▶ _INFORMATION SHOWN_
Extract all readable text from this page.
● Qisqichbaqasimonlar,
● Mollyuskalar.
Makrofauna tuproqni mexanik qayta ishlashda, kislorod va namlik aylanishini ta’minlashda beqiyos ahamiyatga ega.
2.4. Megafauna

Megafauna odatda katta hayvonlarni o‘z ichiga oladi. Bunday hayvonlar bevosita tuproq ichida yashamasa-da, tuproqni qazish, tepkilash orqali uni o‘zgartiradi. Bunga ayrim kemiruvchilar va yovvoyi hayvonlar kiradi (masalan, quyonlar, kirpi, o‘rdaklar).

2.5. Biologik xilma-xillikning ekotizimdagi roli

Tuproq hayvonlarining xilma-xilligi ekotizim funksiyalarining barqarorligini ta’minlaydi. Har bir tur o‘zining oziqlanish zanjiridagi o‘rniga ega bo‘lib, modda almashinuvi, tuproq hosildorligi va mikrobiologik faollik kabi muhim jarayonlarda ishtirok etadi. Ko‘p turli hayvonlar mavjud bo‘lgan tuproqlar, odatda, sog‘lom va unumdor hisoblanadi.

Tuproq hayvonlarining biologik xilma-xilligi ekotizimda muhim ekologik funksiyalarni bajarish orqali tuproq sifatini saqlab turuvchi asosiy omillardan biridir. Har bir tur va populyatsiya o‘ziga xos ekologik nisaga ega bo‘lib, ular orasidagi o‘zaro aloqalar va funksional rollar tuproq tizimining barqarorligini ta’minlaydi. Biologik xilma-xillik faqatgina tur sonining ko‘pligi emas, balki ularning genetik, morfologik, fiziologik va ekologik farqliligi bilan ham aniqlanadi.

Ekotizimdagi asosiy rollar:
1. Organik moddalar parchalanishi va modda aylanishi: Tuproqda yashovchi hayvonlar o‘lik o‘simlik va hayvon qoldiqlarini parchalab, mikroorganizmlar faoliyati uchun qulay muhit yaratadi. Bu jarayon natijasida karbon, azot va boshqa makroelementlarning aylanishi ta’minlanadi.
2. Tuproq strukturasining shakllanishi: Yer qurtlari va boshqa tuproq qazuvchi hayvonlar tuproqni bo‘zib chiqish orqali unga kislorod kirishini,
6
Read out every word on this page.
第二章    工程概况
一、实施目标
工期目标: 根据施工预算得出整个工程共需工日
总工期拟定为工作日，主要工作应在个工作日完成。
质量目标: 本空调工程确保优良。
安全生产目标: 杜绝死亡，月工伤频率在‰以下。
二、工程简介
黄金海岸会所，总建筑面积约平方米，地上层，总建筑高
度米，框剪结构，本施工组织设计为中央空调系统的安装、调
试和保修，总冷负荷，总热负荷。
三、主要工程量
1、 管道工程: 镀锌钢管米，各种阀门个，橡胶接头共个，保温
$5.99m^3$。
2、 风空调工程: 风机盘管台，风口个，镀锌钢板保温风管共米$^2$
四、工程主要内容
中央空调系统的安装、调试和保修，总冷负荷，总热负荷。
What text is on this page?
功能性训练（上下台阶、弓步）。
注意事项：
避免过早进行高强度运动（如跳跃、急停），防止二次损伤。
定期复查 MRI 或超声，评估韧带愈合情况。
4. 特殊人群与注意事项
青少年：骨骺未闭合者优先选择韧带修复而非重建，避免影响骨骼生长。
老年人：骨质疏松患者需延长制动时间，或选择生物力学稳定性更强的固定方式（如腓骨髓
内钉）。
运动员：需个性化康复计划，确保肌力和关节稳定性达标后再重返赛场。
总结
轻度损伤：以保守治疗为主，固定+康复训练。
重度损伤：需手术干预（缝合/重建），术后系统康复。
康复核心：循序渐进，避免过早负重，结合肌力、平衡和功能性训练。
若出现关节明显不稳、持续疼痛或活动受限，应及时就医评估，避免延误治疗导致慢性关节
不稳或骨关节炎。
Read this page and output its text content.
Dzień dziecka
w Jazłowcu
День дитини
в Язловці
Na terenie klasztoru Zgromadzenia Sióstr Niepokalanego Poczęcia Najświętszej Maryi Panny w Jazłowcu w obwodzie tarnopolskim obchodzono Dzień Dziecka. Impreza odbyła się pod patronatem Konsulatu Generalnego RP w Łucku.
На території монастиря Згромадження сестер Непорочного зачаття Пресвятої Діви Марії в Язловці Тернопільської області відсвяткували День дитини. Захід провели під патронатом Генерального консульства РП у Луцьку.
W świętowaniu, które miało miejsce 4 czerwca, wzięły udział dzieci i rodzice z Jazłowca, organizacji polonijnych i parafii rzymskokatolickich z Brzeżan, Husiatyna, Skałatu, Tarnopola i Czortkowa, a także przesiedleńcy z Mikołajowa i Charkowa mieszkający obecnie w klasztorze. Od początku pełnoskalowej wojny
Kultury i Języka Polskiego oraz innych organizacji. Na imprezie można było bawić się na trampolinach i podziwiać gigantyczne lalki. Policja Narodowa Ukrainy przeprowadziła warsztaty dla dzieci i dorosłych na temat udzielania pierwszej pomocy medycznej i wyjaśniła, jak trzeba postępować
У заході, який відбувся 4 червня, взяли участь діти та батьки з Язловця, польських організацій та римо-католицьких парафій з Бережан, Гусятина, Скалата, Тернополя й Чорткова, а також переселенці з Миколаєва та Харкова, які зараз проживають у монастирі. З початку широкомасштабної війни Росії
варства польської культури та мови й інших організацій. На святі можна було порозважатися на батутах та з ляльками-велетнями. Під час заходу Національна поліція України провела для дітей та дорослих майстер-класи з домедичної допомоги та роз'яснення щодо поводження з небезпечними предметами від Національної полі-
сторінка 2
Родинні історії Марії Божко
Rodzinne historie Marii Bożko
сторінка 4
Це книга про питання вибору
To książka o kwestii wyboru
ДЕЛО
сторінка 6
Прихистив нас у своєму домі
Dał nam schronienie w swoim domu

▶ _GIVEN EXERCISE_
Pull every line containing "text" from the data.

▶ _OUTPUT BELOW_
Extract all readable text from this page.
What text is on this page?
Read this page and output its text content.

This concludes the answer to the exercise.